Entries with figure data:
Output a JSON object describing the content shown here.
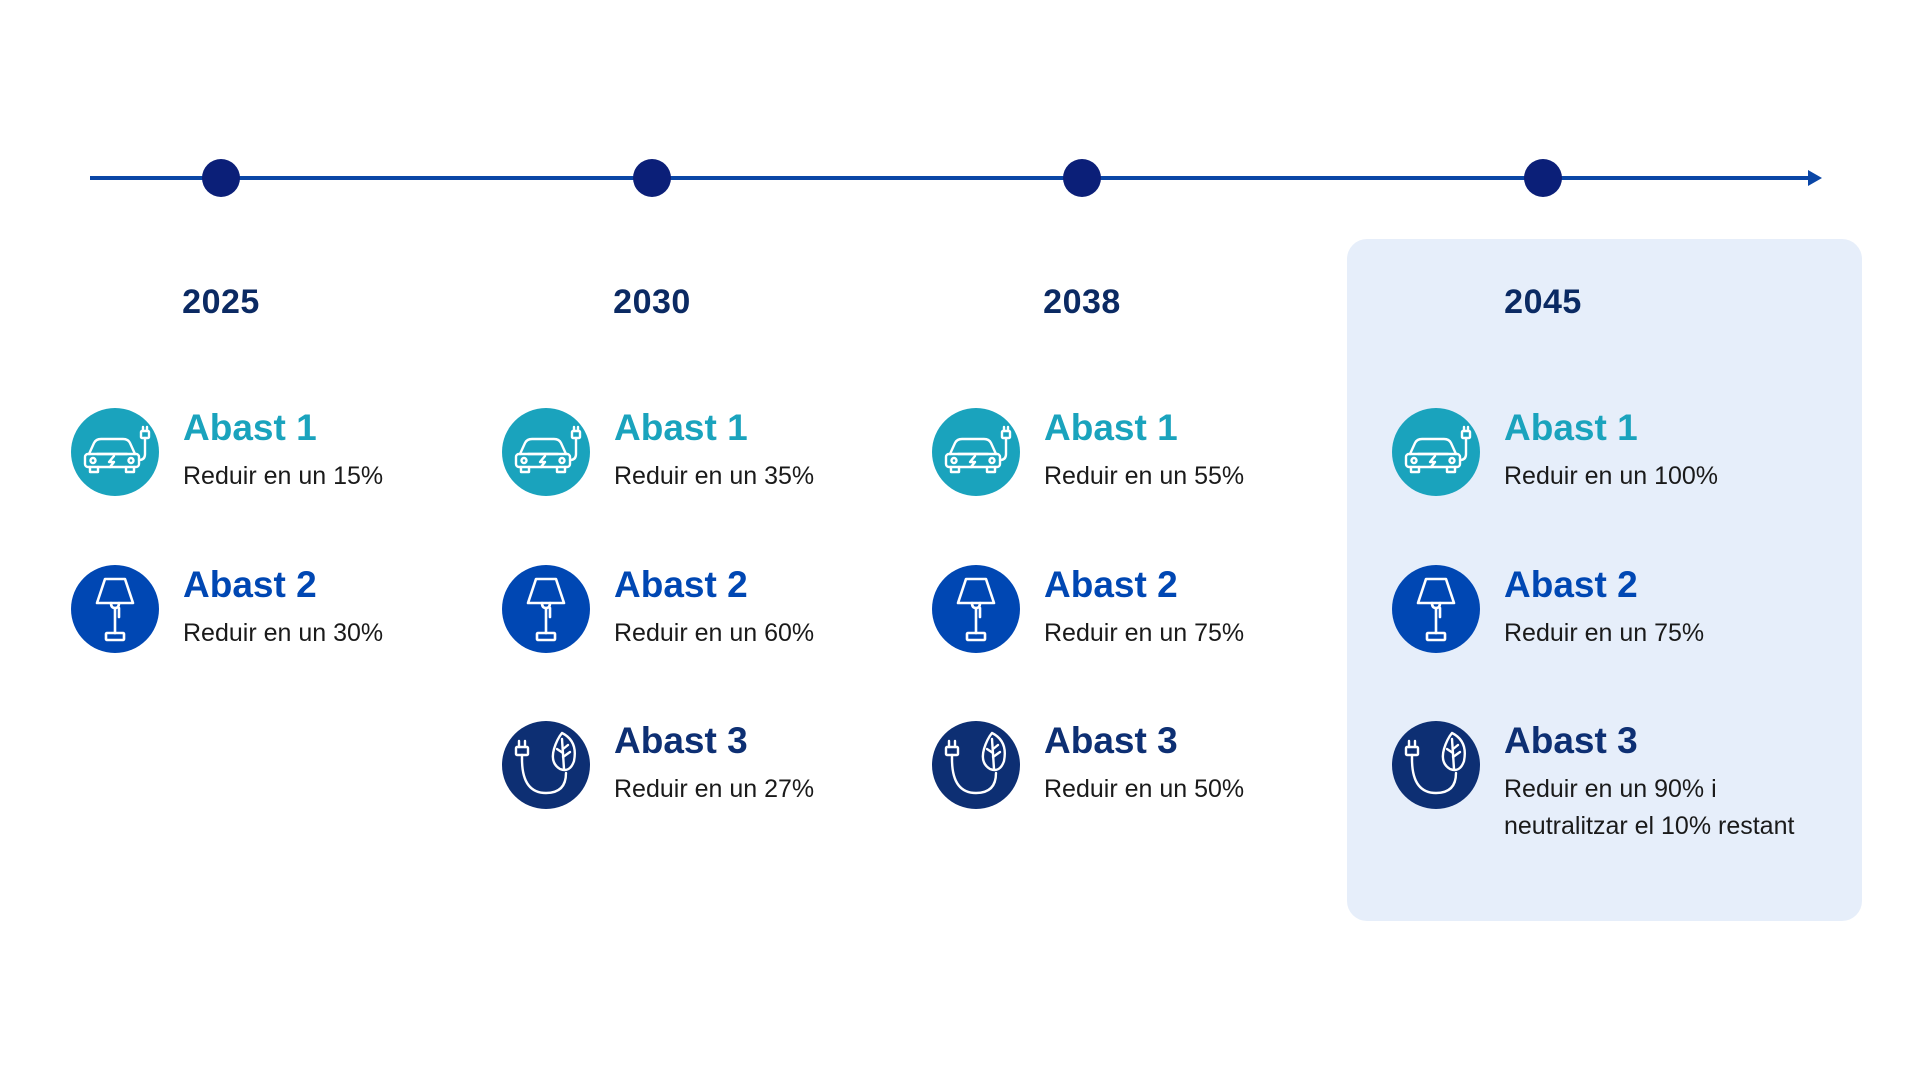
{
  "colors": {
    "timeline": "#0a46a6",
    "milestone": "#0b1f78",
    "year": "#0b2a63",
    "abast1": "#1aa3bd",
    "abast2": "#0047b3",
    "abast3": "#0d2f73",
    "highlight_bg": "#e6eefa"
  },
  "columns": [
    {
      "year": "2025",
      "items": [
        {
          "title": "Abast 1",
          "desc": "Reduir en un 15%",
          "icon": "electric-car-icon"
        },
        {
          "title": "Abast 2",
          "desc": "Reduir en un 30%",
          "icon": "lamp-icon"
        }
      ]
    },
    {
      "year": "2030",
      "items": [
        {
          "title": "Abast 1",
          "desc": "Reduir en un 35%",
          "icon": "electric-car-icon"
        },
        {
          "title": "Abast 2",
          "desc": "Reduir en un 60%",
          "icon": "lamp-icon"
        },
        {
          "title": "Abast 3",
          "desc": "Reduir en un 27%",
          "icon": "eco-plug-icon"
        }
      ]
    },
    {
      "year": "2038",
      "items": [
        {
          "title": "Abast 1",
          "desc": "Reduir en un 55%",
          "icon": "electric-car-icon"
        },
        {
          "title": "Abast 2",
          "desc": "Reduir en un 75%",
          "icon": "lamp-icon"
        },
        {
          "title": "Abast 3",
          "desc": "Reduir en un 50%",
          "icon": "eco-plug-icon"
        }
      ]
    },
    {
      "year": "2045",
      "items": [
        {
          "title": "Abast 1",
          "desc": "Reduir en un 100%",
          "icon": "electric-car-icon"
        },
        {
          "title": "Abast 2",
          "desc": "Reduir en un 75%",
          "icon": "lamp-icon"
        },
        {
          "title": "Abast 3",
          "desc": "Reduir en un 90% i",
          "desc2": "neutralitzar el 10% restant",
          "icon": "eco-plug-icon"
        }
      ]
    }
  ]
}
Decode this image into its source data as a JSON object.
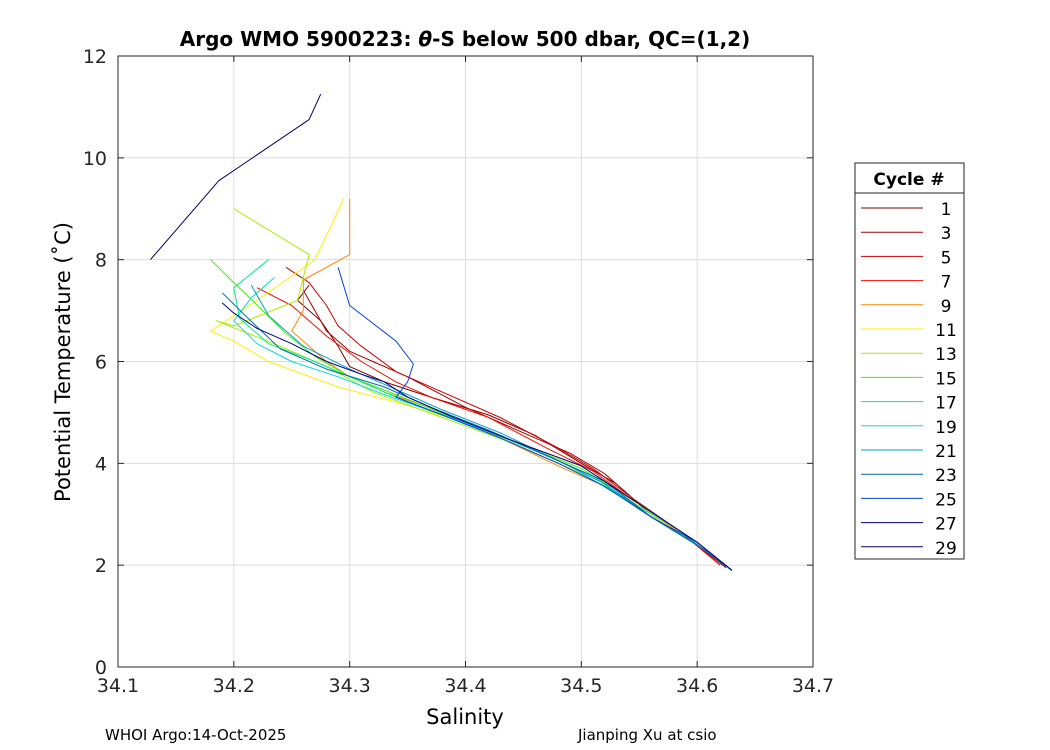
{
  "chart_data": {
    "type": "line",
    "title_prefix": "Argo WMO 5900223: ",
    "title_theta": "θ",
    "title_suffix": "-S below 500 dbar,  QC=(1,2)",
    "xlabel": "Salinity",
    "ylabel": "Potential Temperature (˚C)",
    "xlim": [
      34.1,
      34.7
    ],
    "ylim": [
      0,
      12
    ],
    "xticks": [
      "34.1",
      "34.2",
      "34.3",
      "34.4",
      "34.5",
      "34.6",
      "34.7"
    ],
    "yticks": [
      "0",
      "2",
      "4",
      "6",
      "8",
      "10",
      "12"
    ],
    "grid": true,
    "legend_title": "Cycle #",
    "legend_position": "right",
    "series": [
      {
        "name": "1",
        "color": "#800000",
        "x": [
          34.265,
          34.255,
          34.275,
          34.29,
          34.3,
          34.33,
          34.37,
          34.42,
          34.46,
          34.5,
          34.53,
          34.56,
          34.6,
          34.625
        ],
        "y": [
          7.5,
          7.2,
          6.8,
          6.3,
          5.9,
          5.6,
          5.3,
          4.95,
          4.55,
          4.0,
          3.6,
          3.0,
          2.4,
          1.95
        ]
      },
      {
        "name": "3",
        "color": "#aa0000",
        "x": [
          34.26,
          34.28,
          34.3,
          34.32,
          34.35,
          34.4,
          34.45,
          34.49,
          34.52,
          34.55,
          34.59,
          34.62
        ],
        "y": [
          7.4,
          6.6,
          6.2,
          6.0,
          5.7,
          5.1,
          4.6,
          4.2,
          3.8,
          3.2,
          2.6,
          2.0
        ]
      },
      {
        "name": "5",
        "color": "#cc0000",
        "x": [
          34.245,
          34.265,
          34.28,
          34.29,
          34.31,
          34.34,
          34.38,
          34.43,
          34.48,
          34.51,
          34.545,
          34.58,
          34.62
        ],
        "y": [
          7.85,
          7.55,
          7.1,
          6.7,
          6.3,
          5.8,
          5.4,
          4.9,
          4.3,
          3.9,
          3.3,
          2.75,
          2.05
        ]
      },
      {
        "name": "7",
        "color": "#ee1100",
        "x": [
          34.22,
          34.25,
          34.28,
          34.31,
          34.34,
          34.37,
          34.42,
          34.47,
          34.51,
          34.54,
          34.58,
          34.62
        ],
        "y": [
          7.45,
          7.1,
          6.5,
          6.0,
          5.6,
          5.3,
          4.9,
          4.3,
          3.85,
          3.35,
          2.75,
          2.0
        ]
      },
      {
        "name": "9",
        "color": "#ff8800",
        "x": [
          34.3,
          34.3,
          34.26,
          34.26,
          34.25,
          34.28,
          34.3,
          34.33,
          34.38,
          34.43,
          34.48,
          34.52,
          34.56,
          34.6
        ],
        "y": [
          9.2,
          8.1,
          7.6,
          7.0,
          6.6,
          6.0,
          5.7,
          5.4,
          5.0,
          4.5,
          3.95,
          3.55,
          3.0,
          2.45
        ]
      },
      {
        "name": "11",
        "color": "#ffee00",
        "x": [
          34.295,
          34.27,
          34.22,
          34.18,
          34.2,
          34.23,
          34.29,
          34.34,
          34.4,
          34.45,
          34.5,
          34.55,
          34.59
        ],
        "y": [
          9.2,
          8.0,
          7.2,
          6.6,
          6.4,
          6.0,
          5.5,
          5.2,
          4.8,
          4.3,
          3.8,
          3.15,
          2.55
        ]
      },
      {
        "name": "13",
        "color": "#aaee00",
        "x": [
          34.2,
          34.265,
          34.255,
          34.2,
          34.185,
          34.24,
          34.28,
          34.32,
          34.38,
          34.44,
          34.5,
          34.54,
          34.58
        ],
        "y": [
          9.0,
          8.1,
          7.2,
          6.7,
          6.8,
          6.3,
          5.9,
          5.4,
          4.9,
          4.4,
          3.8,
          3.3,
          2.75
        ]
      },
      {
        "name": "15",
        "color": "#44ee00",
        "x": [
          34.18,
          34.2,
          34.225,
          34.245,
          34.27,
          34.3,
          34.34,
          34.4,
          34.45,
          34.5,
          34.55,
          34.6
        ],
        "y": [
          8.0,
          7.55,
          7.0,
          6.55,
          6.1,
          5.7,
          5.35,
          4.8,
          4.35,
          3.9,
          3.2,
          2.45
        ]
      },
      {
        "name": "17",
        "color": "#00ee88",
        "x": [
          34.23,
          34.2,
          34.205,
          34.23,
          34.27,
          34.31,
          34.35,
          34.4,
          34.46,
          34.51,
          34.55,
          34.6,
          34.63
        ],
        "y": [
          8.0,
          7.45,
          6.85,
          6.35,
          6.0,
          5.6,
          5.2,
          4.8,
          4.25,
          3.75,
          3.1,
          2.4,
          1.9
        ]
      },
      {
        "name": "19",
        "color": "#00dddd",
        "x": [
          34.235,
          34.215,
          34.2,
          34.22,
          34.25,
          34.29,
          34.33,
          34.38,
          34.44,
          34.49,
          34.53,
          34.58,
          34.63
        ],
        "y": [
          7.65,
          7.25,
          6.8,
          6.35,
          6.0,
          5.7,
          5.35,
          4.95,
          4.45,
          3.95,
          3.4,
          2.75,
          1.9
        ]
      },
      {
        "name": "21",
        "color": "#00a0cc",
        "x": [
          34.215,
          34.23,
          34.26,
          34.3,
          34.34,
          34.38,
          34.43,
          34.48,
          34.52,
          34.56,
          34.61,
          34.63
        ],
        "y": [
          7.5,
          6.9,
          6.3,
          5.85,
          5.45,
          5.05,
          4.6,
          4.05,
          3.6,
          2.95,
          2.25,
          1.9
        ]
      },
      {
        "name": "23",
        "color": "#0066aa",
        "x": [
          34.19,
          34.21,
          34.24,
          34.28,
          34.33,
          34.37,
          34.42,
          34.47,
          34.52,
          34.56,
          34.6,
          34.63
        ],
        "y": [
          7.35,
          6.9,
          6.25,
          5.85,
          5.5,
          5.1,
          4.65,
          4.15,
          3.65,
          2.95,
          2.4,
          1.9
        ]
      },
      {
        "name": "25",
        "color": "#0044dd",
        "x": [
          34.29,
          34.3,
          34.34,
          34.355,
          34.35,
          34.34,
          34.38,
          34.43,
          34.48,
          34.52,
          34.56,
          34.6,
          34.63
        ],
        "y": [
          7.85,
          7.1,
          6.4,
          5.95,
          5.6,
          5.3,
          4.95,
          4.5,
          4.0,
          3.55,
          2.95,
          2.45,
          1.9
        ]
      },
      {
        "name": "27",
        "color": "#000088",
        "x": [
          34.19,
          34.2,
          34.22,
          34.25,
          34.28,
          34.31,
          34.33,
          34.35,
          34.39,
          34.44,
          34.5,
          34.55,
          34.6,
          34.63
        ],
        "y": [
          7.15,
          6.95,
          6.65,
          6.35,
          6.0,
          5.75,
          5.6,
          5.3,
          4.9,
          4.45,
          3.95,
          3.2,
          2.45,
          1.9
        ]
      },
      {
        "name": "29",
        "color": "#000066",
        "x": [
          34.128,
          34.187,
          34.265,
          34.275
        ],
        "y": [
          8.0,
          9.55,
          10.75,
          11.25
        ]
      }
    ],
    "footer_left": "WHOI Argo:14-Oct-2025",
    "footer_right": "Jianping Xu at csio"
  }
}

• Request
Go through the material above and count the lines that include "year". Give the number alone.

• Solution
5